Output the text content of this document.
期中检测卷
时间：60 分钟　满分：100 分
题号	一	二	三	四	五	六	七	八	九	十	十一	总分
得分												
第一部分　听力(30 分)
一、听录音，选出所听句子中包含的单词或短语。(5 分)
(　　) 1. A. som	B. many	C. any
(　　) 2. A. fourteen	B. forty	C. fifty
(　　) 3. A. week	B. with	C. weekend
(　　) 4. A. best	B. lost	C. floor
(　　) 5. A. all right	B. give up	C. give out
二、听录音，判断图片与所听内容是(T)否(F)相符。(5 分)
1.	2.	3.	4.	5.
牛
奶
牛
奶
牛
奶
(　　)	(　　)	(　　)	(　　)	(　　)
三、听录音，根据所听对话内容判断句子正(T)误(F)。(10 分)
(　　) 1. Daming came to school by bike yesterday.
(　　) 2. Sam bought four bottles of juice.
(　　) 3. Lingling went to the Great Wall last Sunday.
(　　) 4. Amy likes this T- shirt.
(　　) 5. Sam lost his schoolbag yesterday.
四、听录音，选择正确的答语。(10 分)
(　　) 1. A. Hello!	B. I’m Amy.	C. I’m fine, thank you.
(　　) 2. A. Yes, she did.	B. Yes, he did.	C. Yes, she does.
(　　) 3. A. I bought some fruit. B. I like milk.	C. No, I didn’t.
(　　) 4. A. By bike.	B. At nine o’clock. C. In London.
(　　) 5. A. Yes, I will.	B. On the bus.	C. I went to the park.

....................

== Task objective ==
From the listing above, collect each line in which the string "went" appears.

== Solved exercise ==
(　　) 3. Lingling went to the Great Wall last Sunday.
(　　) 5. A. Yes, I will.	B. On the bus.	C. I went to the park.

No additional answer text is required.